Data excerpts

○ ○ ○ ○

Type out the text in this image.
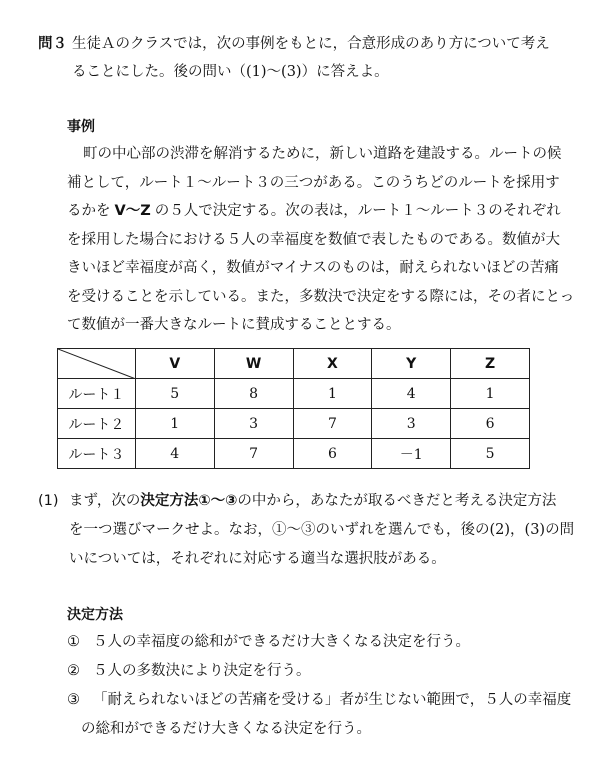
問３ 生徒Ａのクラスでは，次の事例をもとに，合意形成のあり方について考え
ることにした。後の問い（(1)～(3)）に答えよ。
事例
町の中心部の渋滞を解消するために，新しい道路を建設する。ルートの候
補として，ルート１～ルート３の三つがある。このうちどのルートを採用す
るかを V～Z の５人で決定する。次の表は，ルート１～ルート３のそれぞれ
を採用した場合における５人の幸福度を数値で表したものである。数値が大
きいほど幸福度が高く，数値がマイナスのものは，耐えられないほどの苦痛
を受けることを示している。また，多数決で決定をする際には，その者にとっ
て数値が一番大きなルートに賛成することとする。
	V	W	X	Y	Z
ルート１	5	8	1	4	1
ルート２	1	3	7	3	6
ルート３	4	7	6	－1	5
(1) まず，次の決定方法①～③の中から，あなたが取るべきだと考える決定方法
を一つ選びマークせよ。なお，①～③のいずれを選んでも，後の(2)，(3)の問
いについては，それぞれに対応する適当な選択肢がある。
決定方法
① ５人の幸福度の総和ができるだけ大きくなる決定を行う。
② ５人の多数決により決定を行う。
③ 「耐えられないほどの苦痛を受ける」者が生じない範囲で，５人の幸福度
の総和ができるだけ大きくなる決定を行う。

○ ○ ○ ○

WHAT TO PRODUCE =
Set down all the entries exactly as they appear, but skip any pictures.

CORRECT ANSWER =
Type out the text in this image.
問３ 生徒Ａのクラスでは，次の事例をもとに，合意形成のあり方について考え
ることにした。後の問い（(1)～(3)）に答えよ。
事例
町の中心部の渋滞を解消するために，新しい道路を建設する。ルートの候
補として，ルート１～ルート３の三つがある。このうちどのルートを採用す
るかを V～Z の５人で決定する。次の表は，ルート１～ルート３のそれぞれ
を採用した場合における５人の幸福度を数値で表したものである。数値が大
きいほど幸福度が高く，数値がマイナスのものは，耐えられないほどの苦痛
を受けることを示している。また，多数決で決定をする際には，その者にとっ
て数値が一番大きなルートに賛成することとする。
	V	W	X	Y	Z
ルート１	5	8	1	4	1
ルート２	1	3	7	3	6
ルート３	4	7	6	－1	5
(1) まず，次の決定方法①～③の中から，あなたが取るべきだと考える決定方法
を一つ選びマークせよ。なお，①～③のいずれを選んでも，後の(2)，(3)の問
いについては，それぞれに対応する適当な選択肢がある。
決定方法
① ５人の幸福度の総和ができるだけ大きくなる決定を行う。
② ５人の多数決により決定を行う。
③ 「耐えられないほどの苦痛を受ける」者が生じない範囲で，５人の幸福度
の総和ができるだけ大きくなる決定を行う。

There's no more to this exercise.